• Goal A
Reproduce the rows placed after the text verbatim, starting with the first row and going on through the row containing "412, 823, 430]", with both ends included.

• Selected extract
= = = =

Showing a curve to be a geodesic on a surface

Let $$\alpha(t)$$ be a unit-speed curve in $$\mathbb R^{3}$$ with principal normal $$N(t)$$ and binormal $$B(t).$$ We define a surface by $$x(t,\theta) = \alpha(t) + a( N(t) \cos({\theta}) + B(t) \sin(\theta)),$$ where $$a >0$$ is a constant. I have to show that for any fixed $$t_0$$ the curve $$\gamma(\theta) = x(t_0,\theta)$$ is geodesic on $$x.$$

I have no idea from where to begin. Any help. Thank you.

Instead of your notation, I'll use $$T_\alpha, N_\alpha$$ and $$B_\alpha$$ for the Frenet trihedron of $$\alpha$$. Geometrically, the image of $$x$$ is a tube of radius $$a$$ around the image of $$\alpha$$. With this, you can see that $$N(x(t,\theta)) = N_\alpha(t)\cos \theta + B_\alpha(t)\sin \theta$$is a normal field along the surface. Now, if $$\gamma(\theta) = x(t_0,\theta)$$, then $$\gamma''(\theta) =- N_\alpha(t_0)\cos\theta - B_\alpha(t_0)\sin \theta$$is parallel to $$N(\gamma(\theta))$$, so $$\gamma$$ is a geodesic.

= = = =

• Entries shown
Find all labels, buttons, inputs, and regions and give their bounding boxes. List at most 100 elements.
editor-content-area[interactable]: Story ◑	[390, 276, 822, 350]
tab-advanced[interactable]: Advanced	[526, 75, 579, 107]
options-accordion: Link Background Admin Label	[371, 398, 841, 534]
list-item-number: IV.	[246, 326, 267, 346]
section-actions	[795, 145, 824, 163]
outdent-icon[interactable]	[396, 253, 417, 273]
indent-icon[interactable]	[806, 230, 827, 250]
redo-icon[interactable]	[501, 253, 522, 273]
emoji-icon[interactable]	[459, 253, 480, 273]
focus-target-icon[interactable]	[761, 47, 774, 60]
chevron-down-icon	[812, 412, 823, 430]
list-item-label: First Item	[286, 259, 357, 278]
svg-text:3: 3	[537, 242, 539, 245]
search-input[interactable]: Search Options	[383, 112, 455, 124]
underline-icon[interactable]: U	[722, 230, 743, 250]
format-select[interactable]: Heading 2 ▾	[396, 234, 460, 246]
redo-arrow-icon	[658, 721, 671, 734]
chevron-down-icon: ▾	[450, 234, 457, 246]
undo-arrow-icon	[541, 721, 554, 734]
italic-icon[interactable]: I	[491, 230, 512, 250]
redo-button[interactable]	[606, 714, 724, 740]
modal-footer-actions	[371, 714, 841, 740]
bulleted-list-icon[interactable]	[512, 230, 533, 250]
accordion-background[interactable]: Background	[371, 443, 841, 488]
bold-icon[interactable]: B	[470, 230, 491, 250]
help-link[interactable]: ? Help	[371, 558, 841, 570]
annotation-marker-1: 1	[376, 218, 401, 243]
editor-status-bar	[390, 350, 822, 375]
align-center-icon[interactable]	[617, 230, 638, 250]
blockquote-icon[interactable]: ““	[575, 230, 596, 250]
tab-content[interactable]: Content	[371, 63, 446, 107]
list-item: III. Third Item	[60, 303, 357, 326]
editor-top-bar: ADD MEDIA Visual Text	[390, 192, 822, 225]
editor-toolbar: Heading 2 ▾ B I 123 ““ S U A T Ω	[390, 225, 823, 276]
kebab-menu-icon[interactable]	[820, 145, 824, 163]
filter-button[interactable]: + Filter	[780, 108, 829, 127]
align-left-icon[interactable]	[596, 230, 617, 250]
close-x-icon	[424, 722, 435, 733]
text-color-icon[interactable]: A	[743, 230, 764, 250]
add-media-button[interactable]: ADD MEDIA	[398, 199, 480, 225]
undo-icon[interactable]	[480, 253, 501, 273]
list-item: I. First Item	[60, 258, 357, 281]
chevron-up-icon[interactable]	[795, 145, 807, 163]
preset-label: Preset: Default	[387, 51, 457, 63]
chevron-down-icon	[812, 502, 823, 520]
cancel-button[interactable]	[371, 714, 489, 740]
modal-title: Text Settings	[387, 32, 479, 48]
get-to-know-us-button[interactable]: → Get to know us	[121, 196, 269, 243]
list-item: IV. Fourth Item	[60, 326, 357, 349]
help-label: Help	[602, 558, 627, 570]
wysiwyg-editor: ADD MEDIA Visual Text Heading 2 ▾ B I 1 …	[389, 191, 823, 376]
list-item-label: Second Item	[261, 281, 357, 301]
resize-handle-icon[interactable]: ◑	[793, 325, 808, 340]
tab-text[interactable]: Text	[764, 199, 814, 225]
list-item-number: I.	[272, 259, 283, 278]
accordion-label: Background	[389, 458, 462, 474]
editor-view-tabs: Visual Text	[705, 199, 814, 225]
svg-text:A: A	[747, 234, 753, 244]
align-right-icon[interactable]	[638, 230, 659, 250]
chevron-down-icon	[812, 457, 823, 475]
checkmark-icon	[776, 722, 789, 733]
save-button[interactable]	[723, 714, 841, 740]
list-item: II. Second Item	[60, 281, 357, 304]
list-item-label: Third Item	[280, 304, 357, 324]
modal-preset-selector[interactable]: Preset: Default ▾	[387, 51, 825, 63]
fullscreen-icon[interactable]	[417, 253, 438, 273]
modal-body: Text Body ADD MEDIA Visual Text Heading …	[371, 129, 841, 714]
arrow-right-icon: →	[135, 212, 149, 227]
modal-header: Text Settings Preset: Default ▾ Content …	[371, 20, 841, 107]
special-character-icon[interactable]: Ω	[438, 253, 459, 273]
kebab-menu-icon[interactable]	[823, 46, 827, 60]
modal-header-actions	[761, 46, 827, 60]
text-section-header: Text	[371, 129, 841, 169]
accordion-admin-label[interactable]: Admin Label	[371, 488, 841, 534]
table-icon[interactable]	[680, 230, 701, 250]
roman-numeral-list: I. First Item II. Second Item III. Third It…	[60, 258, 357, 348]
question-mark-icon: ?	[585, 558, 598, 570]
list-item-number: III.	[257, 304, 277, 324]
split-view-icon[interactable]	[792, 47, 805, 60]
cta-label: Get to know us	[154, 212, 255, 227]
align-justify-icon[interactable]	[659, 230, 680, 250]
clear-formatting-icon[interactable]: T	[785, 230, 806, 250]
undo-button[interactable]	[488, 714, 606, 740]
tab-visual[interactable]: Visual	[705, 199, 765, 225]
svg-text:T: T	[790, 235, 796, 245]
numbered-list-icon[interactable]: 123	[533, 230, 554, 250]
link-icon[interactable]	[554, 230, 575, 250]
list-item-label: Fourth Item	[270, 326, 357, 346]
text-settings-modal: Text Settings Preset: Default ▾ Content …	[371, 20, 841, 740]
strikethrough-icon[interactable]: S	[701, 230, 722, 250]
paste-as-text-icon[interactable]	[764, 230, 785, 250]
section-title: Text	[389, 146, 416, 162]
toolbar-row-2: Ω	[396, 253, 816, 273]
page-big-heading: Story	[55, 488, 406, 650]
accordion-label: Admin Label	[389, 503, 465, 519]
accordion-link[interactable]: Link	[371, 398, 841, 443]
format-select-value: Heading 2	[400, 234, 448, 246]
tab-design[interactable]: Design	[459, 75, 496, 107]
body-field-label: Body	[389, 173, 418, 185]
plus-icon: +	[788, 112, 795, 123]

= = = =

• Goal B
According to the geodesic exercise, what is the image of x geometrically?

• Final result A
Find all labels, buttons, inputs, and regions and give their bounding boxes. List at most 100 elements.
editor-content-area[interactable]: Story ◑	[390, 276, 822, 350]
tab-advanced[interactable]: Advanced	[526, 75, 579, 107]
options-accordion: Link Background Admin Label	[371, 398, 841, 534]
list-item-number: IV.	[246, 326, 267, 346]
section-actions	[795, 145, 824, 163]
outdent-icon[interactable]	[396, 253, 417, 273]
indent-icon[interactable]	[806, 230, 827, 250]
redo-icon[interactable]	[501, 253, 522, 273]
emoji-icon[interactable]	[459, 253, 480, 273]
focus-target-icon[interactable]	[761, 47, 774, 60]
chevron-down-icon	[812, 412, 823, 430]

• Final result B
A tube of radius a around the image of α.